--- START OF Material for this exercise ---

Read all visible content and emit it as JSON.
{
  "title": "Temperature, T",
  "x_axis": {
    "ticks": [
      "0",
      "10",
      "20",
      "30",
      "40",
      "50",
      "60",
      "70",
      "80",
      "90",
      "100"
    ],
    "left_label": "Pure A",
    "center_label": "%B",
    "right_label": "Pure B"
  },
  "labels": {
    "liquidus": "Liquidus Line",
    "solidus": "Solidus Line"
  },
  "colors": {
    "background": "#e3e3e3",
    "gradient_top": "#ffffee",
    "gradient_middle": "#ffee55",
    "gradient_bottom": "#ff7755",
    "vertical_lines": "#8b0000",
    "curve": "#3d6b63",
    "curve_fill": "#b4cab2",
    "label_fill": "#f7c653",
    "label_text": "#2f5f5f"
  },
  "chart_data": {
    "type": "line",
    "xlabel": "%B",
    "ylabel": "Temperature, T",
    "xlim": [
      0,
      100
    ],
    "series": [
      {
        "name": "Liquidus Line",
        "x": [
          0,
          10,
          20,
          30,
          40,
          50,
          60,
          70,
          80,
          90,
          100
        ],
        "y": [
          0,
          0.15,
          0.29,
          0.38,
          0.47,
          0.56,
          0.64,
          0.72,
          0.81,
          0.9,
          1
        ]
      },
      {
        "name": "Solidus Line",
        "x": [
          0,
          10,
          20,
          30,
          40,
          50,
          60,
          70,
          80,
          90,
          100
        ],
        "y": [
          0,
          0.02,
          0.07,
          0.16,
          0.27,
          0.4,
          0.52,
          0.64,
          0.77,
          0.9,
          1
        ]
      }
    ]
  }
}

--- END OF Material for this exercise ---

# Work required
Please restate the records in full, word for word.

# Solution for this exercise
Read all visible content and emit it as JSON.
{
  "title": "Temperature, T",
  "x_axis": {
    "ticks": [
      "0",
      "10",
      "20",
      "30",
      "40",
      "50",
      "60",
      "70",
      "80",
      "90",
      "100"
    ],
    "left_label": "Pure A",
    "center_label": "%B",
    "right_label": "Pure B"
  },
  "labels": {
    "liquidus": "Liquidus Line",
    "solidus": "Solidus Line"
  },
  "colors": {
    "background": "#e3e3e3",
    "gradient_top": "#ffffee",
    "gradient_middle": "#ffee55",
    "gradient_bottom": "#ff7755",
    "vertical_lines": "#8b0000",
    "curve": "#3d6b63",
    "curve_fill": "#b4cab2",
    "label_fill": "#f7c653",
    "label_text": "#2f5f5f"
  },
  "chart_data": {
    "type": "line",
    "xlabel": "%B",
    "ylabel": "Temperature, T",
    "xlim": [
      0,
      100
    ],
    "series": [
      {
        "name": "Liquidus Line",
        "x": [
          0,
          10,
          20,
          30,
          40,
          50,
          60,
          70,
          80,
          90,
          100
        ],
        "y": [
          0,
          0.15,
          0.29,
          0.38,
          0.47,
          0.56,
          0.64,
          0.72,
          0.81,
          0.9,
          1
        ]
      },
      {
        "name": "Solidus Line",
        "x": [
          0,
          10,
          20,
          30,
          40,
          50,
          60,
          70,
          80,
          90,
          100
        ],
        "y": [
          0,
          0.02,
          0.07,
          0.16,
          0.27,
          0.4,
          0.52,
          0.64,
          0.77,
          0.9,
          1
        ]
      }
    ]
  }
}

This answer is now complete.